> **Written request**
Write every line out verbatim and omit the pictures.

> **Input**
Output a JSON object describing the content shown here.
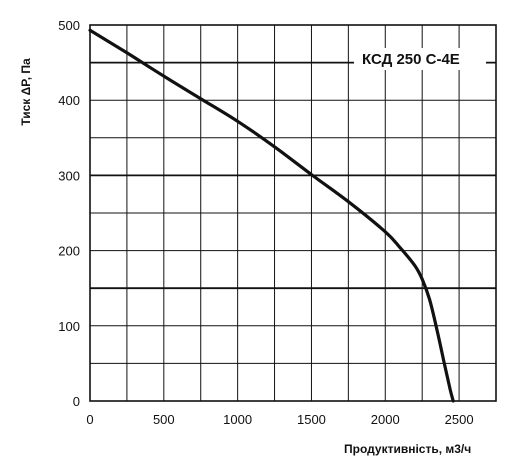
{
  "chart_data": {
    "type": "line",
    "title": "КСД 250 С-4Е",
    "xlabel": "Продуктивність, м3/ч",
    "ylabel": "Тиск ΔP, Па",
    "xlim": [
      0,
      2750
    ],
    "ylim": [
      0,
      500
    ],
    "x_ticks": [
      0,
      500,
      1000,
      1500,
      2000,
      2500
    ],
    "y_ticks": [
      0,
      100,
      200,
      300,
      400,
      500
    ],
    "x_grid_step": 250,
    "y_grid_step": 50,
    "grid": true,
    "legend": "none",
    "series": [
      {
        "x": [
          0,
          250,
          500,
          750,
          1000,
          1250,
          1500,
          1750,
          2000,
          2100,
          2200,
          2250,
          2300,
          2350,
          2400,
          2440,
          2460
        ],
        "y": [
          493,
          463,
          432,
          402,
          372,
          338,
          301,
          265,
          225,
          204,
          180,
          162,
          135,
          95,
          50,
          15,
          0
        ]
      }
    ]
  }
}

> **Final result**
Output a JSON object describing the content shown here.
{
  "chart_data": {
    "type": "line",
    "title": "КСД 250 С-4Е",
    "xlabel": "Продуктивність, м3/ч",
    "ylabel": "Тиск ΔP, Па",
    "xlim": [
      0,
      2750
    ],
    "ylim": [
      0,
      500
    ],
    "x_ticks": [
      0,
      500,
      1000,
      1500,
      2000,
      2500
    ],
    "y_ticks": [
      0,
      100,
      200,
      300,
      400,
      500
    ],
    "x_grid_step": 250,
    "y_grid_step": 50,
    "grid": true,
    "legend": "none",
    "series": [
      {
        "x": [
          0,
          250,
          500,
          750,
          1000,
          1250,
          1500,
          1750,
          2000,
          2100,
          2200,
          2250,
          2300,
          2350,
          2400,
          2440,
          2460
        ],
        "y": [
          493,
          463,
          432,
          402,
          372,
          338,
          301,
          265,
          225,
          204,
          180,
          162,
          135,
          95,
          50,
          15,
          0
        ]
      }
    ]
  }
}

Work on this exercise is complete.